+++ Supplied data +++
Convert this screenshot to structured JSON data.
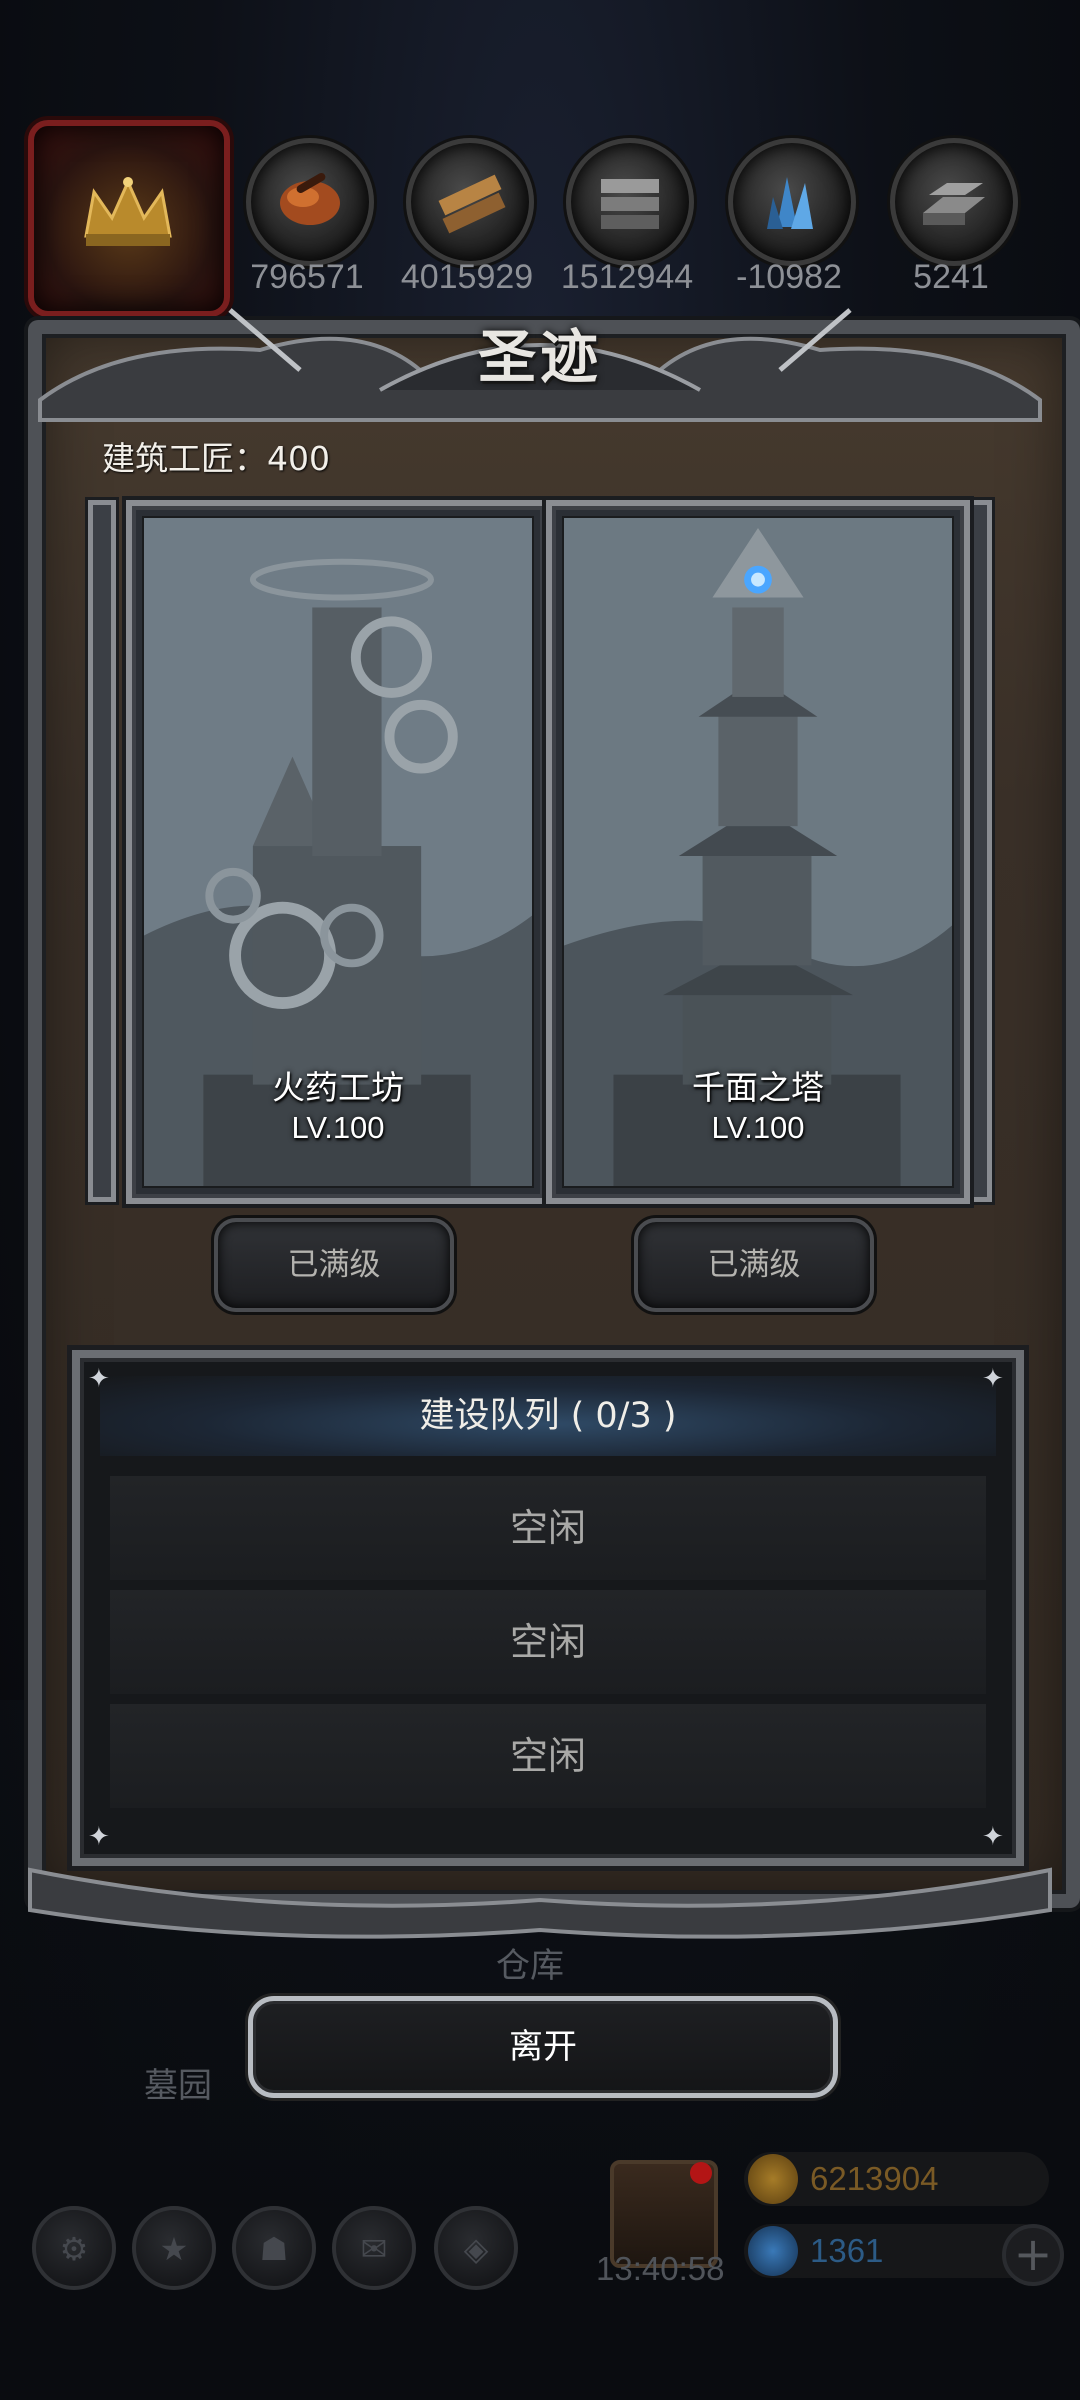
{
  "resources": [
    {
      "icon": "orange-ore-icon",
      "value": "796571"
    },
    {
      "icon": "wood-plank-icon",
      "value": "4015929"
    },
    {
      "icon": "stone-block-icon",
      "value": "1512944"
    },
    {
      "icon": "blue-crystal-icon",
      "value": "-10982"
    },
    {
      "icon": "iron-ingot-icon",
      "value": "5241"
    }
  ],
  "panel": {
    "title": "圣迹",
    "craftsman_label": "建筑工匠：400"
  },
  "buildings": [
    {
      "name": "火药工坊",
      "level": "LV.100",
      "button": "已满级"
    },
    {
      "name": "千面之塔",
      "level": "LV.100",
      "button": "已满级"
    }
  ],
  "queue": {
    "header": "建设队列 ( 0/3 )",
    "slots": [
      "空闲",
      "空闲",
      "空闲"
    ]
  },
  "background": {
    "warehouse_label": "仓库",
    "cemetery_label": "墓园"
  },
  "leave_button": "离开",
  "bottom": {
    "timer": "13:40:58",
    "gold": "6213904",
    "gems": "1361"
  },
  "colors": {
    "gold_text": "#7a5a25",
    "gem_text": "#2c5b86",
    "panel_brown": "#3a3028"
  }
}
+++
What you have to do: Skipping the pictures, transcribe each line above exactly as it appears.

The response:
Convert this screenshot to structured JSON data.
{
  "resources": [
    {
      "icon": "orange-ore-icon",
      "value": "796571"
    },
    {
      "icon": "wood-plank-icon",
      "value": "4015929"
    },
    {
      "icon": "stone-block-icon",
      "value": "1512944"
    },
    {
      "icon": "blue-crystal-icon",
      "value": "-10982"
    },
    {
      "icon": "iron-ingot-icon",
      "value": "5241"
    }
  ],
  "panel": {
    "title": "圣迹",
    "craftsman_label": "建筑工匠：400"
  },
  "buildings": [
    {
      "name": "火药工坊",
      "level": "LV.100",
      "button": "已满级"
    },
    {
      "name": "千面之塔",
      "level": "LV.100",
      "button": "已满级"
    }
  ],
  "queue": {
    "header": "建设队列 ( 0/3 )",
    "slots": [
      "空闲",
      "空闲",
      "空闲"
    ]
  },
  "background": {
    "warehouse_label": "仓库",
    "cemetery_label": "墓园"
  },
  "leave_button": "离开",
  "bottom": {
    "timer": "13:40:58",
    "gold": "6213904",
    "gems": "1361"
  },
  "colors": {
    "gold_text": "#7a5a25",
    "gem_text": "#2c5b86",
    "panel_brown": "#3a3028"
  }
}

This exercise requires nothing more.